• Set exercise
Go through the data and copy every line exactly, but not the images.
══ Input ══
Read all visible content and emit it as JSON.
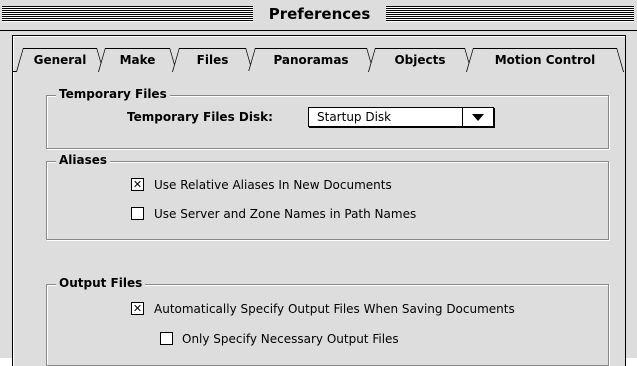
{
  "window": {
    "title": "Preferences"
  },
  "tabs": [
    {
      "label": "General",
      "active": false
    },
    {
      "label": "Make",
      "active": false
    },
    {
      "label": "Files",
      "active": true
    },
    {
      "label": "Panoramas",
      "active": false
    },
    {
      "label": "Objects",
      "active": false
    },
    {
      "label": "Motion Control",
      "active": false
    }
  ],
  "temporary_files": {
    "title": "Temporary Files",
    "disk_label": "Temporary Files Disk:",
    "disk_value": "Startup Disk"
  },
  "aliases": {
    "title": "Aliases",
    "relative": {
      "label": "Use Relative Aliases In New Documents",
      "checked": true,
      "mark": "✕"
    },
    "server_zone": {
      "label": "Use Server and Zone Names in Path Names",
      "checked": false,
      "mark": ""
    }
  },
  "output_files": {
    "title": "Output Files",
    "auto_specify": {
      "label": "Automatically Specify Output Files When Saving Documents",
      "checked": true,
      "mark": "✕"
    },
    "only_necessary": {
      "label": "Only Specify Necessary Output Files",
      "checked": false,
      "mark": ""
    }
  }
}
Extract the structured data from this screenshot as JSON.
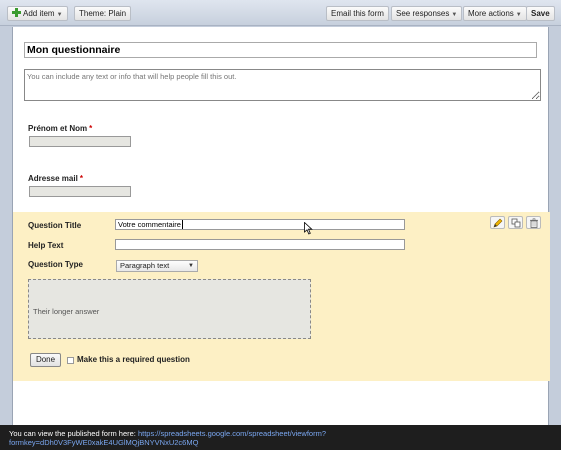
═══
• The output
Read all visible content and emit it as JSON.
{
  "window": {
    "title": "Preferences"
  },
  "tabs": [
    {
      "label": "General",
      "active": false
    },
    {
      "label": "Make",
      "active": false
    },
    {
      "label": "Files",
      "active": true
    },
    {
      "label": "Panoramas",
      "active": false
    },
    {
      "label": "Objects",
      "active": false
    },
    {
      "label": "Motion Control",
      "active": false
    }
  ],
  "temporary_files": {
    "title": "Temporary Files",
    "disk_label": "Temporary Files Disk:",
    "disk_value": "Startup Disk"
  },
  "aliases": {
    "title": "Aliases",
    "relative": {
      "label": "Use Relative Aliases In New Documents",
      "checked": true,
      "mark": "✕"
    },
    "server_zone": {
      "label": "Use Server and Zone Names in Path Names",
      "checked": false,
      "mark": ""
    }
  },
  "output_files": {
    "title": "Output Files",
    "auto_specify": {
      "label": "Automatically Specify Output Files When Saving Documents",
      "checked": true,
      "mark": "✕"
    },
    "only_necessary": {
      "label": "Only Specify Necessary Output Files",
      "checked": false,
      "mark": ""
    }
  }
}
Extract the structured data from this screenshot as JSON.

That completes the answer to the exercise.